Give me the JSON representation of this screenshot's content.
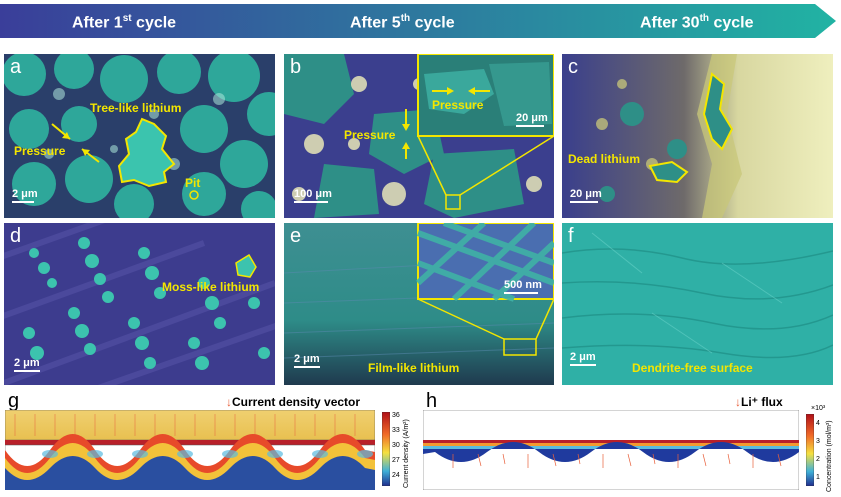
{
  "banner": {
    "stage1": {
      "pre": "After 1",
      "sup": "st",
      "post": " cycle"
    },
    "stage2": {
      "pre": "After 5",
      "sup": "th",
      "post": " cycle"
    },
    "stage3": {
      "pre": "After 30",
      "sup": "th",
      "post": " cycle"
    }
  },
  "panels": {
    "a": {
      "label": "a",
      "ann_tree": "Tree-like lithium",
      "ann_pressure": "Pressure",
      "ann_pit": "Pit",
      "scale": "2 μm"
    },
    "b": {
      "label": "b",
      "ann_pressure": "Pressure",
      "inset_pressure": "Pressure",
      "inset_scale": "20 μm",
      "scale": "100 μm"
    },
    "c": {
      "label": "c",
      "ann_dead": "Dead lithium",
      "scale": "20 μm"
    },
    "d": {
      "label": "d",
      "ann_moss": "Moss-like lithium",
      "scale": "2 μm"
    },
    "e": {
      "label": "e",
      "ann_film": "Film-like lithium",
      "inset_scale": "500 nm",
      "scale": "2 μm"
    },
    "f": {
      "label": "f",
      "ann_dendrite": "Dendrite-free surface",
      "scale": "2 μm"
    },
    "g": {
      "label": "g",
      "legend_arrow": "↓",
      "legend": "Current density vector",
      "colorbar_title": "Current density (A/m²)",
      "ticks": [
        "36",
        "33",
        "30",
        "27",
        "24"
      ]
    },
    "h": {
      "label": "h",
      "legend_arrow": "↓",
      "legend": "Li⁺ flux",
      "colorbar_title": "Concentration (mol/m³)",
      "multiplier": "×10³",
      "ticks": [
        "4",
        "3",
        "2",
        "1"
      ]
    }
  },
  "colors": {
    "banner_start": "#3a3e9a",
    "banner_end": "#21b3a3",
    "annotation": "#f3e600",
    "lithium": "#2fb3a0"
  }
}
----------------
● **Goal**
Skip the pictures and print each record exactly as it stands.

● **Response below**
Give me the JSON representation of this screenshot's content.
{
  "banner": {
    "stage1": {
      "pre": "After 1",
      "sup": "st",
      "post": " cycle"
    },
    "stage2": {
      "pre": "After 5",
      "sup": "th",
      "post": " cycle"
    },
    "stage3": {
      "pre": "After 30",
      "sup": "th",
      "post": " cycle"
    }
  },
  "panels": {
    "a": {
      "label": "a",
      "ann_tree": "Tree-like lithium",
      "ann_pressure": "Pressure",
      "ann_pit": "Pit",
      "scale": "2 μm"
    },
    "b": {
      "label": "b",
      "ann_pressure": "Pressure",
      "inset_pressure": "Pressure",
      "inset_scale": "20 μm",
      "scale": "100 μm"
    },
    "c": {
      "label": "c",
      "ann_dead": "Dead lithium",
      "scale": "20 μm"
    },
    "d": {
      "label": "d",
      "ann_moss": "Moss-like lithium",
      "scale": "2 μm"
    },
    "e": {
      "label": "e",
      "ann_film": "Film-like lithium",
      "inset_scale": "500 nm",
      "scale": "2 μm"
    },
    "f": {
      "label": "f",
      "ann_dendrite": "Dendrite-free surface",
      "scale": "2 μm"
    },
    "g": {
      "label": "g",
      "legend_arrow": "↓",
      "legend": "Current density vector",
      "colorbar_title": "Current density (A/m²)",
      "ticks": [
        "36",
        "33",
        "30",
        "27",
        "24"
      ]
    },
    "h": {
      "label": "h",
      "legend_arrow": "↓",
      "legend": "Li⁺ flux",
      "colorbar_title": "Concentration (mol/m³)",
      "multiplier": "×10³",
      "ticks": [
        "4",
        "3",
        "2",
        "1"
      ]
    }
  },
  "colors": {
    "banner_start": "#3a3e9a",
    "banner_end": "#21b3a3",
    "annotation": "#f3e600",
    "lithium": "#2fb3a0"
  }
}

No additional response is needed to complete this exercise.